Written task: Find each line that has the string "type" and give the total, with nothing else.

Data excerpts:
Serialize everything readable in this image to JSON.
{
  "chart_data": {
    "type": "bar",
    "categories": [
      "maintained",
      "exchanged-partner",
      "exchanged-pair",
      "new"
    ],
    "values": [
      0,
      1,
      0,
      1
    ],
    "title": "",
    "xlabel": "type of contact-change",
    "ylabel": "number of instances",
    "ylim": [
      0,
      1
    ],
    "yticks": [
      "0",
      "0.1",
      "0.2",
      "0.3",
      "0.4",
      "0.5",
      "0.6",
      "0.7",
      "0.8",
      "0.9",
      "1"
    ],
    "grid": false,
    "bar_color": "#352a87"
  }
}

The completed task: 2